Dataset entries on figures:
————

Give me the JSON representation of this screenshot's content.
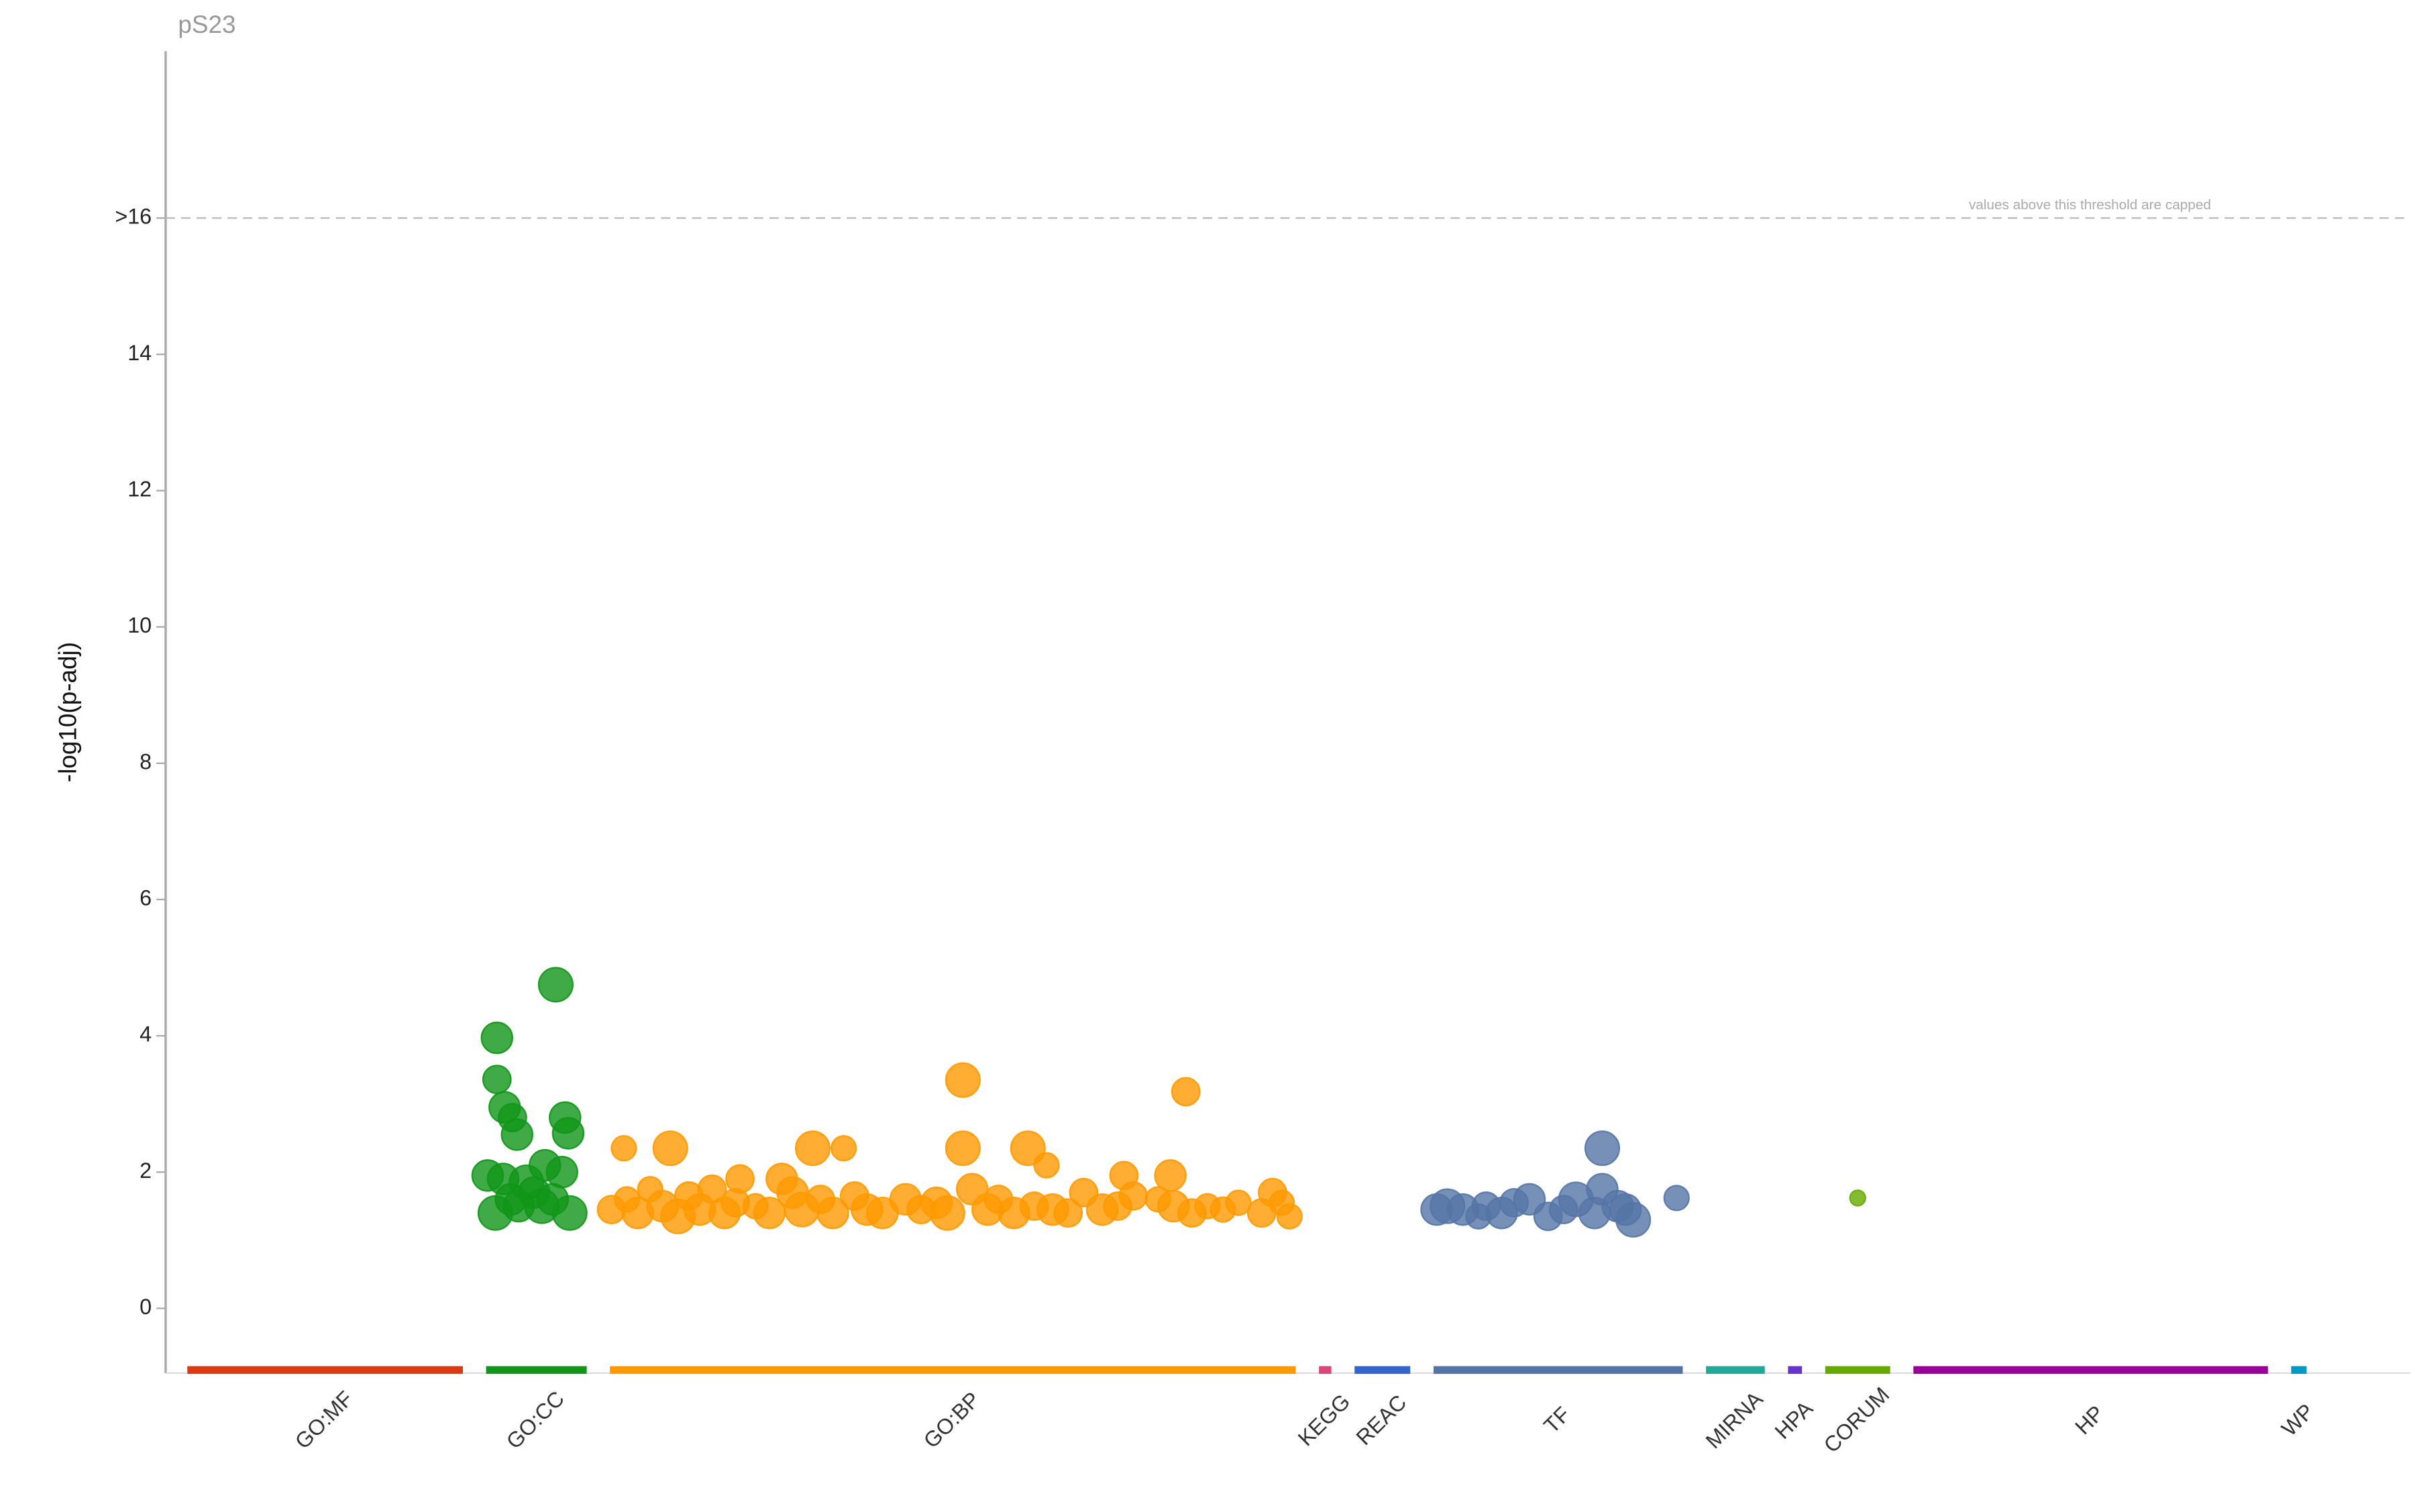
{
  "chart_data": {
    "type": "scatter",
    "title": "pS23",
    "ylabel": "-log10(p-adj)",
    "annotation": "values above this threshold are capped",
    "xlim": [
      0,
      1450
    ],
    "ylim": [
      -0.95,
      18.45
    ],
    "yticks": [
      0,
      2,
      4,
      6,
      8,
      10,
      12,
      14,
      {
        "value": 16,
        "label": ">16"
      }
    ],
    "series": [
      {
        "name": "GO:MF",
        "color": "#dc3912",
        "xrange": [
          14,
          192
        ],
        "x": [],
        "values": [],
        "sizes": []
      },
      {
        "name": "GO:CC",
        "color": "#109618",
        "xrange": [
          207,
          272
        ],
        "x": [
          252,
          214,
          214,
          219,
          224,
          227,
          258,
          260,
          208,
          218,
          233,
          245,
          256,
          213,
          228,
          243,
          261,
          238,
          250,
          223
        ],
        "values": [
          4.75,
          3.97,
          3.36,
          2.95,
          2.8,
          2.55,
          2.8,
          2.57,
          1.95,
          1.9,
          1.85,
          2.1,
          2.0,
          1.4,
          1.5,
          1.5,
          1.4,
          1.7,
          1.6,
          1.6
        ],
        "sizes": [
          11,
          10,
          9,
          10,
          9,
          10,
          10,
          10,
          10,
          10,
          11,
          10,
          10,
          11,
          10,
          11,
          11,
          10,
          10,
          10
        ]
      },
      {
        "name": "GO:BP",
        "color": "#ff9900",
        "xrange": [
          287,
          730
        ],
        "x": [
          296,
          326,
          418,
          438,
          515,
          515,
          557,
          569,
          659,
          619,
          649,
          398,
          371,
          288,
          298,
          305,
          313,
          321,
          331,
          338,
          345,
          353,
          361,
          368,
          381,
          390,
          405,
          411,
          423,
          431,
          445,
          453,
          463,
          478,
          488,
          498,
          505,
          521,
          531,
          538,
          548,
          561,
          573,
          583,
          593,
          605,
          615,
          625,
          641,
          651,
          663,
          673,
          683,
          693,
          708,
          715,
          721,
          726
        ],
        "values": [
          2.35,
          2.35,
          2.35,
          2.35,
          3.35,
          2.35,
          2.35,
          2.1,
          3.18,
          1.95,
          1.95,
          1.9,
          1.9,
          1.45,
          1.6,
          1.4,
          1.75,
          1.5,
          1.35,
          1.65,
          1.45,
          1.75,
          1.4,
          1.55,
          1.5,
          1.4,
          1.7,
          1.45,
          1.6,
          1.4,
          1.65,
          1.45,
          1.4,
          1.6,
          1.45,
          1.55,
          1.4,
          1.75,
          1.45,
          1.6,
          1.4,
          1.5,
          1.45,
          1.4,
          1.7,
          1.45,
          1.5,
          1.65,
          1.6,
          1.5,
          1.4,
          1.5,
          1.45,
          1.55,
          1.4,
          1.7,
          1.55,
          1.35
        ],
        "sizes": [
          8,
          11,
          11,
          8,
          11,
          11,
          11,
          8,
          9,
          9,
          10,
          10,
          9,
          9,
          8,
          10,
          8,
          10,
          11,
          9,
          10,
          9,
          10,
          9,
          8,
          10,
          10,
          11,
          9,
          10,
          9,
          10,
          10,
          10,
          9,
          10,
          11,
          10,
          10,
          9,
          10,
          9,
          10,
          9,
          9,
          10,
          9,
          9,
          8,
          10,
          9,
          8,
          8,
          8,
          9,
          9,
          8,
          8
        ]
      },
      {
        "name": "KEGG",
        "color": "#dd4477",
        "xrange": [
          745,
          753
        ],
        "x": [],
        "values": [],
        "sizes": []
      },
      {
        "name": "REAC",
        "color": "#3366cc",
        "xrange": [
          768,
          804
        ],
        "x": [],
        "values": [],
        "sizes": []
      },
      {
        "name": "TF",
        "color": "#5574a6",
        "xrange": [
          819,
          980
        ],
        "x": [
          828,
          838,
          853,
          863,
          881,
          893,
          911,
          923,
          928,
          928,
          938,
          948,
          976,
          821,
          848,
          871,
          903,
          943
        ],
        "values": [
          1.5,
          1.45,
          1.5,
          1.4,
          1.6,
          1.35,
          1.6,
          1.4,
          2.35,
          1.75,
          1.5,
          1.3,
          1.62,
          1.45,
          1.35,
          1.55,
          1.45,
          1.45
        ],
        "sizes": [
          11,
          10,
          9,
          10,
          10,
          9,
          11,
          10,
          11,
          10,
          10,
          11,
          8,
          10,
          8,
          9,
          9,
          10
        ]
      },
      {
        "name": "MIRNA",
        "color": "#22aa99",
        "xrange": [
          995,
          1033
        ],
        "x": [],
        "values": [],
        "sizes": []
      },
      {
        "name": "HPA",
        "color": "#6633cc",
        "xrange": [
          1048,
          1057
        ],
        "x": [],
        "values": [],
        "sizes": []
      },
      {
        "name": "CORUM",
        "color": "#66aa00",
        "xrange": [
          1072,
          1114
        ],
        "x": [
          1093
        ],
        "values": [
          1.62
        ],
        "sizes": [
          5
        ]
      },
      {
        "name": "HP",
        "color": "#990099",
        "xrange": [
          1129,
          1358
        ],
        "x": [],
        "values": [],
        "sizes": []
      },
      {
        "name": "WP",
        "color": "#0099c6",
        "xrange": [
          1373,
          1383
        ],
        "x": [],
        "values": [],
        "sizes": []
      }
    ]
  }
}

————

AIM:
Find the lines above holding the word "this" and show them.

THE ANSWER:
Give me the JSON representation of this screenshot's content.
    "annotation": "values above this threshold are capped",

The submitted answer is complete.